Problem: Take down each entry exactly as written.

Figure contents as structured data:
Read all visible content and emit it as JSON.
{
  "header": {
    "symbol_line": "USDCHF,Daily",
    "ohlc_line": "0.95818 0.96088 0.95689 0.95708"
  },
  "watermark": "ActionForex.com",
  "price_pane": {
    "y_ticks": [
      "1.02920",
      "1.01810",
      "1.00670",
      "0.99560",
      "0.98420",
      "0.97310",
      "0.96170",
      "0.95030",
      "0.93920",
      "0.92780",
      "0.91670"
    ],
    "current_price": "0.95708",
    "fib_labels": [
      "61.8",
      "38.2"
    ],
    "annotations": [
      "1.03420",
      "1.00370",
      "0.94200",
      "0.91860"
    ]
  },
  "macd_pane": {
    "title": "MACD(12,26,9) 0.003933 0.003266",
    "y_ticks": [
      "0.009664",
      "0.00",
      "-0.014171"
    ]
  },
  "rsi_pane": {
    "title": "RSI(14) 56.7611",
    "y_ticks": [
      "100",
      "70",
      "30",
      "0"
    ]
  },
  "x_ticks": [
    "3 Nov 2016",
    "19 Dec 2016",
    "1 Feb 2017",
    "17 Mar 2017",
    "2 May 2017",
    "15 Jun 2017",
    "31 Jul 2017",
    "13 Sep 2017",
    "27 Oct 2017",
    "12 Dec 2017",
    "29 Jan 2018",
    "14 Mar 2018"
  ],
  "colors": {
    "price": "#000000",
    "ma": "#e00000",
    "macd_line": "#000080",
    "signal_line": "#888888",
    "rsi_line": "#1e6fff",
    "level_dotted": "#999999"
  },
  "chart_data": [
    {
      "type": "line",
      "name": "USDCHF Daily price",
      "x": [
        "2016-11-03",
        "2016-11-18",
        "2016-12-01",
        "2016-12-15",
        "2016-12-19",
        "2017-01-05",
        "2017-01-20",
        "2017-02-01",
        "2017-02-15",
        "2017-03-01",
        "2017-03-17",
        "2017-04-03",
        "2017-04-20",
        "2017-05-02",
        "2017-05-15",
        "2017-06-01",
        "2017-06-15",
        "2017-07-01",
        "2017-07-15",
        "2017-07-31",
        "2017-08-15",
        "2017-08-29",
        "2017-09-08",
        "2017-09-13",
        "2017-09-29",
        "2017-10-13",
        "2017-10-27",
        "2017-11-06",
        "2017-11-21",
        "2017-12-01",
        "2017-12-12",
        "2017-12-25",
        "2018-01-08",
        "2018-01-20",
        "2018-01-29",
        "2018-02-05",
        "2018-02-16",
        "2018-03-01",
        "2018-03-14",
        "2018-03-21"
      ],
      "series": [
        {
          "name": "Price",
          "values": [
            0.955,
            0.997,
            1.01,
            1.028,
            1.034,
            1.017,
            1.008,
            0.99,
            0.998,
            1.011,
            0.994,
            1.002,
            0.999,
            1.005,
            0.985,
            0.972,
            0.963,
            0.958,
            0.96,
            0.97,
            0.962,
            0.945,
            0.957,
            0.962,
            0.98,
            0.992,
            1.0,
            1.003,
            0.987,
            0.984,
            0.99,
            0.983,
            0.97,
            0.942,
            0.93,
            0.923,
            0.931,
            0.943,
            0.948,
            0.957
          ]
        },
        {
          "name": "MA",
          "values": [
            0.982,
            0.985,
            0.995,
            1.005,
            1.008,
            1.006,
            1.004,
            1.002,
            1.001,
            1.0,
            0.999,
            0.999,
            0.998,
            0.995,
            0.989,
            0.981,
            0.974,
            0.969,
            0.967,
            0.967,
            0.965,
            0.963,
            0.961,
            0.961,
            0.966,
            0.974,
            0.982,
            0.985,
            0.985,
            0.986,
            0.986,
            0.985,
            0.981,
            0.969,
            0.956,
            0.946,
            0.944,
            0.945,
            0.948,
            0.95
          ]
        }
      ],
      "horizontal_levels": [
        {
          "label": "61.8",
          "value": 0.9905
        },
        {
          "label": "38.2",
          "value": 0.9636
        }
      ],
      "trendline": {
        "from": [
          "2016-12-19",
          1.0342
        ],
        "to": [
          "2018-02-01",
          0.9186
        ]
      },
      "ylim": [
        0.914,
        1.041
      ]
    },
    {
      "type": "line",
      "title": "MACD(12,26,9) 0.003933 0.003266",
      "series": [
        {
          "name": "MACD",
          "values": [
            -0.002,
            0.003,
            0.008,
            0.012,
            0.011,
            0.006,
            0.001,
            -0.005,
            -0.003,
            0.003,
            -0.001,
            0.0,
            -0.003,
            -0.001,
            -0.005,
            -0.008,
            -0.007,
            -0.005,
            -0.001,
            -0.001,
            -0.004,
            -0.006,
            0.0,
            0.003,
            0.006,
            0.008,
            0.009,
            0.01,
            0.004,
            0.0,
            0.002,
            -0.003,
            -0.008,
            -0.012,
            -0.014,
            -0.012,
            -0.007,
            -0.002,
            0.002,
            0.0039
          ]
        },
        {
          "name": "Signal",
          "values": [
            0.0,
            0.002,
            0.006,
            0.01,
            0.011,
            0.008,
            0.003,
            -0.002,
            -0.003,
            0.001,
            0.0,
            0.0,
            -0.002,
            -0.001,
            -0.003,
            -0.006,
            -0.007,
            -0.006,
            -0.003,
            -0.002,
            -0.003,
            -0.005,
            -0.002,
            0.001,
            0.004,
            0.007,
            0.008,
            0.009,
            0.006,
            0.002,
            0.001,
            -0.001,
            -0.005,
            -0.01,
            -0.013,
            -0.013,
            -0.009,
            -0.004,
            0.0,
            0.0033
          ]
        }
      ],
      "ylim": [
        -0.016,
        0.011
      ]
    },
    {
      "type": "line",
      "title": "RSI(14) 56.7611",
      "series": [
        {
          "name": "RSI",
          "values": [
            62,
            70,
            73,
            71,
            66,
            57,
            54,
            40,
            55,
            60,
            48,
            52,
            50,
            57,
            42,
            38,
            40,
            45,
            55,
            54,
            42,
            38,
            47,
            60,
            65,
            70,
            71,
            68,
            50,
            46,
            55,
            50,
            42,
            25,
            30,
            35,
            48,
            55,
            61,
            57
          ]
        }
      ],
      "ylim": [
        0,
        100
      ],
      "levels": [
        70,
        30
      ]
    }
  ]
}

Worked solution:
Read all visible content and emit it as JSON.
{
  "header": {
    "symbol_line": "USDCHF,Daily",
    "ohlc_line": "0.95818 0.96088 0.95689 0.95708"
  },
  "watermark": "ActionForex.com",
  "price_pane": {
    "y_ticks": [
      "1.02920",
      "1.01810",
      "1.00670",
      "0.99560",
      "0.98420",
      "0.97310",
      "0.96170",
      "0.95030",
      "0.93920",
      "0.92780",
      "0.91670"
    ],
    "current_price": "0.95708",
    "fib_labels": [
      "61.8",
      "38.2"
    ],
    "annotations": [
      "1.03420",
      "1.00370",
      "0.94200",
      "0.91860"
    ]
  },
  "macd_pane": {
    "title": "MACD(12,26,9) 0.003933 0.003266",
    "y_ticks": [
      "0.009664",
      "0.00",
      "-0.014171"
    ]
  },
  "rsi_pane": {
    "title": "RSI(14) 56.7611",
    "y_ticks": [
      "100",
      "70",
      "30",
      "0"
    ]
  },
  "x_ticks": [
    "3 Nov 2016",
    "19 Dec 2016",
    "1 Feb 2017",
    "17 Mar 2017",
    "2 May 2017",
    "15 Jun 2017",
    "31 Jul 2017",
    "13 Sep 2017",
    "27 Oct 2017",
    "12 Dec 2017",
    "29 Jan 2018",
    "14 Mar 2018"
  ],
  "colors": {
    "price": "#000000",
    "ma": "#e00000",
    "macd_line": "#000080",
    "signal_line": "#888888",
    "rsi_line": "#1e6fff",
    "level_dotted": "#999999"
  },
  "chart_data": [
    {
      "type": "line",
      "name": "USDCHF Daily price",
      "x": [
        "2016-11-03",
        "2016-11-18",
        "2016-12-01",
        "2016-12-15",
        "2016-12-19",
        "2017-01-05",
        "2017-01-20",
        "2017-02-01",
        "2017-02-15",
        "2017-03-01",
        "2017-03-17",
        "2017-04-03",
        "2017-04-20",
        "2017-05-02",
        "2017-05-15",
        "2017-06-01",
        "2017-06-15",
        "2017-07-01",
        "2017-07-15",
        "2017-07-31",
        "2017-08-15",
        "2017-08-29",
        "2017-09-08",
        "2017-09-13",
        "2017-09-29",
        "2017-10-13",
        "2017-10-27",
        "2017-11-06",
        "2017-11-21",
        "2017-12-01",
        "2017-12-12",
        "2017-12-25",
        "2018-01-08",
        "2018-01-20",
        "2018-01-29",
        "2018-02-05",
        "2018-02-16",
        "2018-03-01",
        "2018-03-14",
        "2018-03-21"
      ],
      "series": [
        {
          "name": "Price",
          "values": [
            0.955,
            0.997,
            1.01,
            1.028,
            1.034,
            1.017,
            1.008,
            0.99,
            0.998,
            1.011,
            0.994,
            1.002,
            0.999,
            1.005,
            0.985,
            0.972,
            0.963,
            0.958,
            0.96,
            0.97,
            0.962,
            0.945,
            0.957,
            0.962,
            0.98,
            0.992,
            1.0,
            1.003,
            0.987,
            0.984,
            0.99,
            0.983,
            0.97,
            0.942,
            0.93,
            0.923,
            0.931,
            0.943,
            0.948,
            0.957
          ]
        },
        {
          "name": "MA",
          "values": [
            0.982,
            0.985,
            0.995,
            1.005,
            1.008,
            1.006,
            1.004,
            1.002,
            1.001,
            1.0,
            0.999,
            0.999,
            0.998,
            0.995,
            0.989,
            0.981,
            0.974,
            0.969,
            0.967,
            0.967,
            0.965,
            0.963,
            0.961,
            0.961,
            0.966,
            0.974,
            0.982,
            0.985,
            0.985,
            0.986,
            0.986,
            0.985,
            0.981,
            0.969,
            0.956,
            0.946,
            0.944,
            0.945,
            0.948,
            0.95
          ]
        }
      ],
      "horizontal_levels": [
        {
          "label": "61.8",
          "value": 0.9905
        },
        {
          "label": "38.2",
          "value": 0.9636
        }
      ],
      "trendline": {
        "from": [
          "2016-12-19",
          1.0342
        ],
        "to": [
          "2018-02-01",
          0.9186
        ]
      },
      "ylim": [
        0.914,
        1.041
      ]
    },
    {
      "type": "line",
      "title": "MACD(12,26,9) 0.003933 0.003266",
      "series": [
        {
          "name": "MACD",
          "values": [
            -0.002,
            0.003,
            0.008,
            0.012,
            0.011,
            0.006,
            0.001,
            -0.005,
            -0.003,
            0.003,
            -0.001,
            0.0,
            -0.003,
            -0.001,
            -0.005,
            -0.008,
            -0.007,
            -0.005,
            -0.001,
            -0.001,
            -0.004,
            -0.006,
            0.0,
            0.003,
            0.006,
            0.008,
            0.009,
            0.01,
            0.004,
            0.0,
            0.002,
            -0.003,
            -0.008,
            -0.012,
            -0.014,
            -0.012,
            -0.007,
            -0.002,
            0.002,
            0.0039
          ]
        },
        {
          "name": "Signal",
          "values": [
            0.0,
            0.002,
            0.006,
            0.01,
            0.011,
            0.008,
            0.003,
            -0.002,
            -0.003,
            0.001,
            0.0,
            0.0,
            -0.002,
            -0.001,
            -0.003,
            -0.006,
            -0.007,
            -0.006,
            -0.003,
            -0.002,
            -0.003,
            -0.005,
            -0.002,
            0.001,
            0.004,
            0.007,
            0.008,
            0.009,
            0.006,
            0.002,
            0.001,
            -0.001,
            -0.005,
            -0.01,
            -0.013,
            -0.013,
            -0.009,
            -0.004,
            0.0,
            0.0033
          ]
        }
      ],
      "ylim": [
        -0.016,
        0.011
      ]
    },
    {
      "type": "line",
      "title": "RSI(14) 56.7611",
      "series": [
        {
          "name": "RSI",
          "values": [
            62,
            70,
            73,
            71,
            66,
            57,
            54,
            40,
            55,
            60,
            48,
            52,
            50,
            57,
            42,
            38,
            40,
            45,
            55,
            54,
            42,
            38,
            47,
            60,
            65,
            70,
            71,
            68,
            50,
            46,
            55,
            50,
            42,
            25,
            30,
            35,
            48,
            55,
            61,
            57
          ]
        }
      ],
      "ylim": [
        0,
        100
      ],
      "levels": [
        70,
        30
      ]
    }
  ]
}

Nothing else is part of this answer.